§ Task
All of the lines below are to be printed again exactly; images are excluded from the output.

§ Data in this exercise

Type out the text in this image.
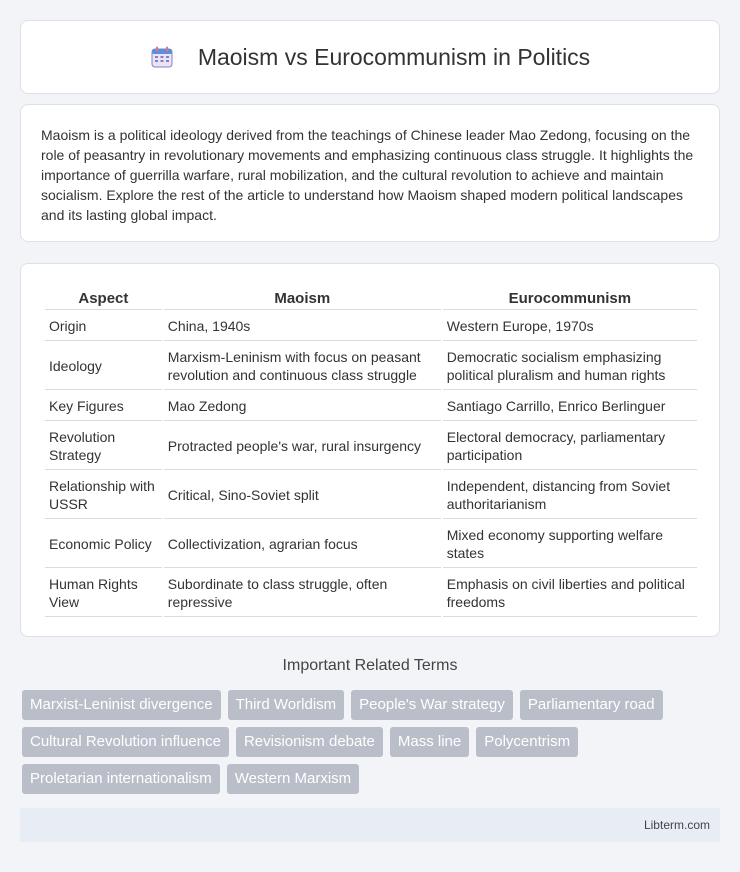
Maoism vs Eurocommunism in Politics

Maoism is a political ideology derived from the teachings of Chinese leader Mao Zedong, focusing on the role of peasantry in revolutionary movements and emphasizing continuous class struggle. It highlights the importance of guerrilla warfare, rural mobilization, and the cultural revolution to achieve and maintain socialism. Explore the rest of the article to understand how Maoism shaped modern political landscapes and its lasting global impact.

Aspect	Maoism	Eurocommunism
Origin	China, 1940s	Western Europe, 1970s
Ideology	Marxism-Leninism with focus on peasant revolution and continuous class struggle	Democratic socialism emphasizing political pluralism and human rights
Key Figures	Mao Zedong	Santiago Carrillo, Enrico Berlinguer
Revolution Strategy	Protracted people's war, rural insurgency	Electoral democracy, parliamentary participation
Relationship with USSR	Critical, Sino-Soviet split	Independent, distancing from Soviet authoritarianism
Economic Policy	Collectivization, agrarian focus	Mixed economy supporting welfare states
Human Rights View	Subordinate to class struggle, often repressive	Emphasis on civil liberties and political freedoms
Important Related Terms
Marxist-Leninist divergence	Third Worldism	People's War strategy	Parliamentary road
Cultural Revolution influence	Revisionism debate	Mass line	Polycentrism
Proletarian internationalism	Western Marxism
Libterm.com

§ The result
Type out the text in this image.
Maoism vs Eurocommunism in Politics

Maoism is a political ideology derived from the teachings of Chinese leader Mao Zedong, focusing on the role of peasantry in revolutionary movements and emphasizing continuous class struggle. It highlights the importance of guerrilla warfare, rural mobilization, and the cultural revolution to achieve and maintain socialism. Explore the rest of the article to understand how Maoism shaped modern political landscapes and its lasting global impact.

Aspect	Maoism	Eurocommunism
Origin	China, 1940s	Western Europe, 1970s
Ideology	Marxism-Leninism with focus on peasant revolution and continuous class struggle	Democratic socialism emphasizing political pluralism and human rights
Key Figures	Mao Zedong	Santiago Carrillo, Enrico Berlinguer
Revolution Strategy	Protracted people's war, rural insurgency	Electoral democracy, parliamentary participation
Relationship with USSR	Critical, Sino-Soviet split	Independent, distancing from Soviet authoritarianism
Economic Policy	Collectivization, agrarian focus	Mixed economy supporting welfare states
Human Rights View	Subordinate to class struggle, often repressive	Emphasis on civil liberties and political freedoms
Important Related Terms
Marxist-Leninist divergence	Third Worldism	People's War strategy	Parliamentary road
Cultural Revolution influence	Revisionism debate	Mass line	Polycentrism
Proletarian internationalism	Western Marxism
Libterm.com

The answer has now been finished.